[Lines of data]
···

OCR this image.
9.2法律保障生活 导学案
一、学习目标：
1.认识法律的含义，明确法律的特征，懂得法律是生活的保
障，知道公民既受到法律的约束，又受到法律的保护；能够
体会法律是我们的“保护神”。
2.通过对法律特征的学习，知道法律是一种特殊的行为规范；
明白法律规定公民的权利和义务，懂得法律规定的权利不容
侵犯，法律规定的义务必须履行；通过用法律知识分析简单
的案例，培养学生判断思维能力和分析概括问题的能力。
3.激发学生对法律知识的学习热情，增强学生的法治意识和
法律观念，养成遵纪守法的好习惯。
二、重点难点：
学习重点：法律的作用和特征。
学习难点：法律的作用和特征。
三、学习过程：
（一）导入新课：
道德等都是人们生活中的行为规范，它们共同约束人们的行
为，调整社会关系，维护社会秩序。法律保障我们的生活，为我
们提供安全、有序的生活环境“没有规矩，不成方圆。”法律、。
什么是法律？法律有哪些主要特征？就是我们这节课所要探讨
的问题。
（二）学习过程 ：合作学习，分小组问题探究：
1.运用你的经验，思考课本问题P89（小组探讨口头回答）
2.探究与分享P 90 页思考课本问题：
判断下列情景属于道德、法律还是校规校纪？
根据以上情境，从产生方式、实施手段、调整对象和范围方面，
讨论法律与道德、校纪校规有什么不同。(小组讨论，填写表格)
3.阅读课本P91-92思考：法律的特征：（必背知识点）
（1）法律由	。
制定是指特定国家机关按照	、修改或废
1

···

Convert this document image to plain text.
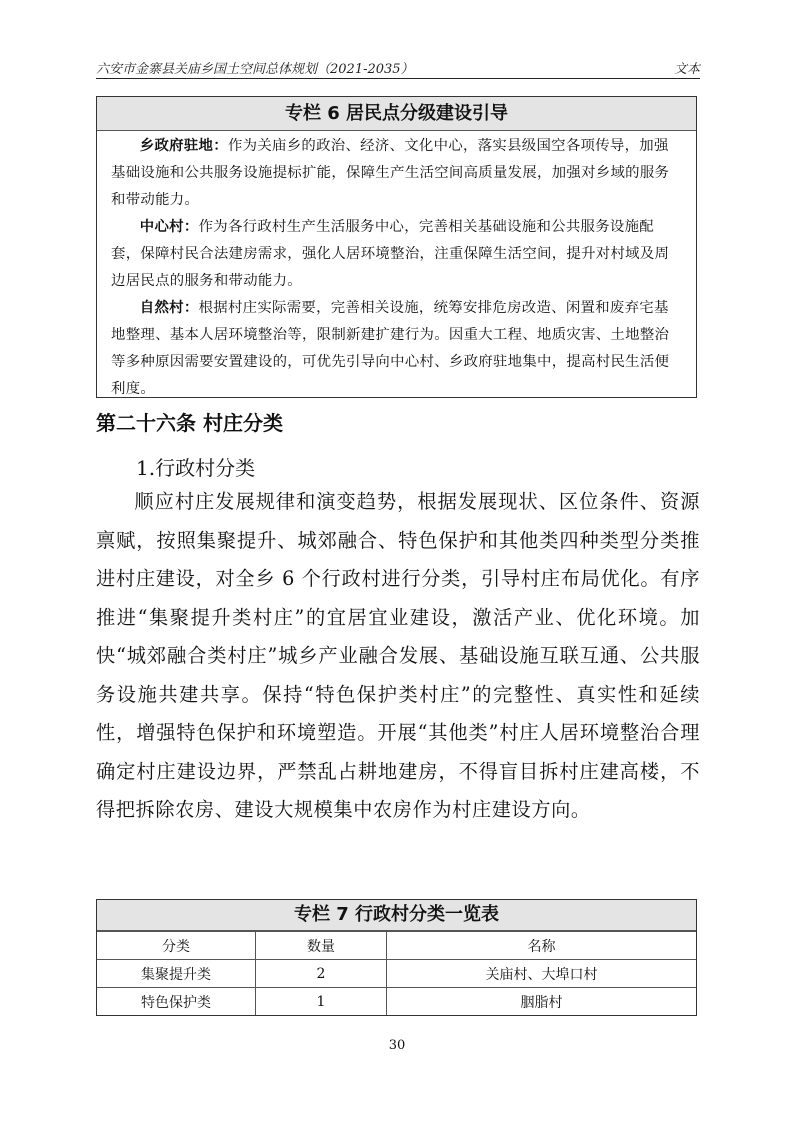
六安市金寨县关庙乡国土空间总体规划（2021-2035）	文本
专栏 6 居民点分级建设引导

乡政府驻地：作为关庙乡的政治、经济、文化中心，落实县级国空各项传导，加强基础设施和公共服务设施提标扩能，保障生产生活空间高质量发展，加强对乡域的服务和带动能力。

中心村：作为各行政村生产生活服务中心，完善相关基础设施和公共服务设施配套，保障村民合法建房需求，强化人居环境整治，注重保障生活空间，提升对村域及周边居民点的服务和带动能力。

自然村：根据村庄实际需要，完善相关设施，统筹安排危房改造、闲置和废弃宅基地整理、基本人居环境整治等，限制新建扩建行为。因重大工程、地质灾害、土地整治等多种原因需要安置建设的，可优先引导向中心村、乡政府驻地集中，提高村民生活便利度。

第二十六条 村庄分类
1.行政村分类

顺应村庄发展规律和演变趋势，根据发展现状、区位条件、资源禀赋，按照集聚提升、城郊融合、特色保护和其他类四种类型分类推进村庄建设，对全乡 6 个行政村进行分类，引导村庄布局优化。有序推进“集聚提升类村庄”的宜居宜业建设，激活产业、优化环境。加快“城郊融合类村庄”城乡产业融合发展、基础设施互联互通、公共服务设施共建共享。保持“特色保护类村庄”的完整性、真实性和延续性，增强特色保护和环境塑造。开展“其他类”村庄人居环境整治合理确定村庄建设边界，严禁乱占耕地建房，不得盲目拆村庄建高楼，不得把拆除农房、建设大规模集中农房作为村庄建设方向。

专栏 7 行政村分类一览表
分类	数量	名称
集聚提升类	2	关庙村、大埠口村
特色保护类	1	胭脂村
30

···

▶ [Exercise details] Find the number of lines in which the word "image" occurs, and write nothing but that number.

▶ [Solved problem] 2